■ Direction
Pull out all lines from the listing below in which the word "more" appears.

■ Records for this exercise
┄┄┄┄┄┄┄┄┄┄

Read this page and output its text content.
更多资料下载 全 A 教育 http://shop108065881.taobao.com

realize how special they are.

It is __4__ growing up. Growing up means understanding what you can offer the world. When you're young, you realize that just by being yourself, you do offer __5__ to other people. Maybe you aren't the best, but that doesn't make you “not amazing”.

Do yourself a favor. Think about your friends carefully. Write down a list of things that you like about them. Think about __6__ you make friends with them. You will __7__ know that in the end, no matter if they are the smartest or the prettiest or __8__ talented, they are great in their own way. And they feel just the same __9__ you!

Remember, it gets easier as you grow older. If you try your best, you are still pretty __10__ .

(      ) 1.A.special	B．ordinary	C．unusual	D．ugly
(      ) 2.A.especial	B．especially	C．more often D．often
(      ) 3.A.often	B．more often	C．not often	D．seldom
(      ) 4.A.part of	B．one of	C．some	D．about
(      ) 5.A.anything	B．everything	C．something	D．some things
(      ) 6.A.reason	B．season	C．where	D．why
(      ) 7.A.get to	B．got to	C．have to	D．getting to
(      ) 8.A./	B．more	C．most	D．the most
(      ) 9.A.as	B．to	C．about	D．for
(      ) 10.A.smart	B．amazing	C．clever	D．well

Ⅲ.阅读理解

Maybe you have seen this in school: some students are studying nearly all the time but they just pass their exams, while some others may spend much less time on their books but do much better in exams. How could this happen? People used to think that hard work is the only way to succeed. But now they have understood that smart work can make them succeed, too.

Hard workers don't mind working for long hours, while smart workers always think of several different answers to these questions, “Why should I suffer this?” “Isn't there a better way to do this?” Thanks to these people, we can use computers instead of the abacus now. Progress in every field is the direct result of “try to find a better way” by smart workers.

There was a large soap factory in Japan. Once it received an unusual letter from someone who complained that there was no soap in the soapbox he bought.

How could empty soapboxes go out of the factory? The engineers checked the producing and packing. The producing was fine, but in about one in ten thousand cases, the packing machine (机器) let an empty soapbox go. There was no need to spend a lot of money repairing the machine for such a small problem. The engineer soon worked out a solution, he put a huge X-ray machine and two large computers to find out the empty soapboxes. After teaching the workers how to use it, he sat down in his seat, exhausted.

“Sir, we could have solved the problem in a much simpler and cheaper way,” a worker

┄┄┄┄┄┄┄┄┄┄

■ Answer to this task
(      ) 2.A.especial	B．especially	C．more often D．often
(      ) 3.A.often	B．more often	C．not often	D．seldom
(      ) 8.A./	B．more	C．most	D．the most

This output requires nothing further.